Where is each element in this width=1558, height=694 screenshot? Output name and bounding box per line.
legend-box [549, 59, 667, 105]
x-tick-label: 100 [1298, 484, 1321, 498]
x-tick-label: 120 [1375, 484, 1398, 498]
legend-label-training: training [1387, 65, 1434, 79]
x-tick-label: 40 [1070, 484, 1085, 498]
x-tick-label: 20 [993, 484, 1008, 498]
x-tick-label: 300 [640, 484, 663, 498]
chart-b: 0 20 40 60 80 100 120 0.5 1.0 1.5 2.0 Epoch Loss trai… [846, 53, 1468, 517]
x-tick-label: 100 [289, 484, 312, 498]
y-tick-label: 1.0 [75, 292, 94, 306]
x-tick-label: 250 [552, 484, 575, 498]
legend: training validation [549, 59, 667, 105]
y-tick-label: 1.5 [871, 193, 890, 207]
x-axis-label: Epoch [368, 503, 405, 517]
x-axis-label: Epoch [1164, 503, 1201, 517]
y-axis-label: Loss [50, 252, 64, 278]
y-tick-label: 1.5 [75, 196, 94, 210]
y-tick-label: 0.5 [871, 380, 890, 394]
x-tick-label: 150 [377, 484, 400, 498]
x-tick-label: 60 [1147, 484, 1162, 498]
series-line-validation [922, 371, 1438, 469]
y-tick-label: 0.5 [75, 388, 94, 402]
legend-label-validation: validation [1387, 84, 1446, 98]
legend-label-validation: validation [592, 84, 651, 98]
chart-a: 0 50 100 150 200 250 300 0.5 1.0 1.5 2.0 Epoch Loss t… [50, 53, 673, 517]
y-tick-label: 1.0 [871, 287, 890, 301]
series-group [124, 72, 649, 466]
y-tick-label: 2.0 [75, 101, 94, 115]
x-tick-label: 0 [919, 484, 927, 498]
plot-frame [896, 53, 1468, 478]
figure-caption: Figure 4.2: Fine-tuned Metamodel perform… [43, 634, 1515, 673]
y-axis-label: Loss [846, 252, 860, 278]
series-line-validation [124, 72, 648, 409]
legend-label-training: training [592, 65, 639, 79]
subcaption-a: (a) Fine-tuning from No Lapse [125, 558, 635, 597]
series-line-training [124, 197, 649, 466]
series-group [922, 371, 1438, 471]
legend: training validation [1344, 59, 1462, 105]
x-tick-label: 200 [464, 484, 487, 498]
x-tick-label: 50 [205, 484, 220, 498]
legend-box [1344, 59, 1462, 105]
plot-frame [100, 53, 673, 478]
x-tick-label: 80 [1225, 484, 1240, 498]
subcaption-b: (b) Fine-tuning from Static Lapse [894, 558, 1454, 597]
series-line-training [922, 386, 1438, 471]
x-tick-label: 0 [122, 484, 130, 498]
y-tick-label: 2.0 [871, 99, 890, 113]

________________________

What you need to do: Reproduce every line of the records above verbatim, in the same order.

Written answer:
Where is each element in this width=1558, height=694 screenshot? Output name and bounding box per line.
legend-box [549, 59, 667, 105]
x-tick-label: 100 [1298, 484, 1321, 498]
x-tick-label: 120 [1375, 484, 1398, 498]
legend-label-training: training [1387, 65, 1434, 79]
x-tick-label: 40 [1070, 484, 1085, 498]
x-tick-label: 20 [993, 484, 1008, 498]
x-tick-label: 300 [640, 484, 663, 498]
chart-b: 0 20 40 60 80 100 120 0.5 1.0 1.5 2.0 Epoch Loss trai… [846, 53, 1468, 517]
x-tick-label: 100 [289, 484, 312, 498]
y-tick-label: 1.0 [75, 292, 94, 306]
x-tick-label: 250 [552, 484, 575, 498]
legend: training validation [549, 59, 667, 105]
y-tick-label: 1.5 [871, 193, 890, 207]
x-axis-label: Epoch [368, 503, 405, 517]
x-axis-label: Epoch [1164, 503, 1201, 517]
y-axis-label: Loss [50, 252, 64, 278]
y-tick-label: 1.5 [75, 196, 94, 210]
y-tick-label: 0.5 [871, 380, 890, 394]
x-tick-label: 150 [377, 484, 400, 498]
x-tick-label: 60 [1147, 484, 1162, 498]
series-line-validation [922, 371, 1438, 469]
y-tick-label: 0.5 [75, 388, 94, 402]
legend-label-validation: validation [1387, 84, 1446, 98]
legend-label-validation: validation [592, 84, 651, 98]
chart-a: 0 50 100 150 200 250 300 0.5 1.0 1.5 2.0 Epoch Loss t… [50, 53, 673, 517]
y-tick-label: 1.0 [871, 287, 890, 301]
series-group [124, 72, 649, 466]
y-tick-label: 2.0 [75, 101, 94, 115]
x-tick-label: 0 [919, 484, 927, 498]
plot-frame [896, 53, 1468, 478]
figure-caption: Figure 4.2: Fine-tuned Metamodel perform… [43, 634, 1515, 673]
y-axis-label: Loss [846, 252, 860, 278]
series-line-validation [124, 72, 648, 409]
legend-label-training: training [592, 65, 639, 79]
subcaption-a: (a) Fine-tuning from No Lapse [125, 558, 635, 597]
series-line-training [124, 197, 649, 466]
series-group [922, 371, 1438, 471]
legend: training validation [1344, 59, 1462, 105]
x-tick-label: 200 [464, 484, 487, 498]
x-tick-label: 50 [205, 484, 220, 498]
legend-box [1344, 59, 1462, 105]
plot-frame [100, 53, 673, 478]
x-tick-label: 80 [1225, 484, 1240, 498]
subcaption-b: (b) Fine-tuning from Static Lapse [894, 558, 1454, 597]
series-line-training [922, 386, 1438, 471]
x-tick-label: 0 [122, 484, 130, 498]
y-tick-label: 2.0 [871, 99, 890, 113]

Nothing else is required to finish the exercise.